• **THE REQUEST**
Locate each line of the material that contains "chrisbiscardi", then return it.
===== INPUT MATERIAL
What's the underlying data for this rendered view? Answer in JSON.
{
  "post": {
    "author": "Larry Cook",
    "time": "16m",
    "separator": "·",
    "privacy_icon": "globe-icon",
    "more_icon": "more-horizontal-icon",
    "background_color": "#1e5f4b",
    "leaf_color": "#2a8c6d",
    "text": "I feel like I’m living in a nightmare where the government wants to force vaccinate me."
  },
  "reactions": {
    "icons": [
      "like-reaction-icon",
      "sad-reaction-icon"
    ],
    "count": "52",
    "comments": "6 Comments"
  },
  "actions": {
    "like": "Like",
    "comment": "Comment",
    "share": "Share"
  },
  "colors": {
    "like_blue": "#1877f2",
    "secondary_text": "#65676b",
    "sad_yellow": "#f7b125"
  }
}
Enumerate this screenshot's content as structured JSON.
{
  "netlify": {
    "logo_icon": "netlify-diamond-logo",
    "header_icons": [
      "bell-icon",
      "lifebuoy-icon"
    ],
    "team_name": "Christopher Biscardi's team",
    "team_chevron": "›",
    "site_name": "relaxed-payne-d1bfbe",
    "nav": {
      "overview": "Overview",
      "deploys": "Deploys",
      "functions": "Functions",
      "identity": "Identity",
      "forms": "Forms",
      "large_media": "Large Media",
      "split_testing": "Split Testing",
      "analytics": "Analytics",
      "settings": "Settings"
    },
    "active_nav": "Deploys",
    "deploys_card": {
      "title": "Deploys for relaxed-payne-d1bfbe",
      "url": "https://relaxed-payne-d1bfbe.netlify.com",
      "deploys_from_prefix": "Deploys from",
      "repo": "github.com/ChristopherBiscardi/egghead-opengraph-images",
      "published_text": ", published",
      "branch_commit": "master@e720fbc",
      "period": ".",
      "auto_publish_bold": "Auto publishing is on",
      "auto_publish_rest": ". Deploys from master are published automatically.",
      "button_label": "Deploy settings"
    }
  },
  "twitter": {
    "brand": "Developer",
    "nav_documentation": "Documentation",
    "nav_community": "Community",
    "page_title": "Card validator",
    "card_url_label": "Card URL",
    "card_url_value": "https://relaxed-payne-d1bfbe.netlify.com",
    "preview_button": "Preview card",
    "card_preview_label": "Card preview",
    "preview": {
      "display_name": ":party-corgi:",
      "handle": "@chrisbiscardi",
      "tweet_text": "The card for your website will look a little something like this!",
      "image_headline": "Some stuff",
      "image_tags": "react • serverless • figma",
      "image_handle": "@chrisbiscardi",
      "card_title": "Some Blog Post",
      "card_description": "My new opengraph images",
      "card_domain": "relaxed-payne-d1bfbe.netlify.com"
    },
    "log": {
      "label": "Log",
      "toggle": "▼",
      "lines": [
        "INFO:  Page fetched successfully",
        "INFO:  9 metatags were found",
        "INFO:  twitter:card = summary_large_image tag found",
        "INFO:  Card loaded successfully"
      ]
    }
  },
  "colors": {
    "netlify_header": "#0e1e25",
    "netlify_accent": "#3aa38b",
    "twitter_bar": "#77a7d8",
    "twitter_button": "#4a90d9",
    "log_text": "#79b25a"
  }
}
==========
• **ANSWER FOR THE TASK**
      "handle": "@chrisbiscardi",
      "image_handle": "@chrisbiscardi",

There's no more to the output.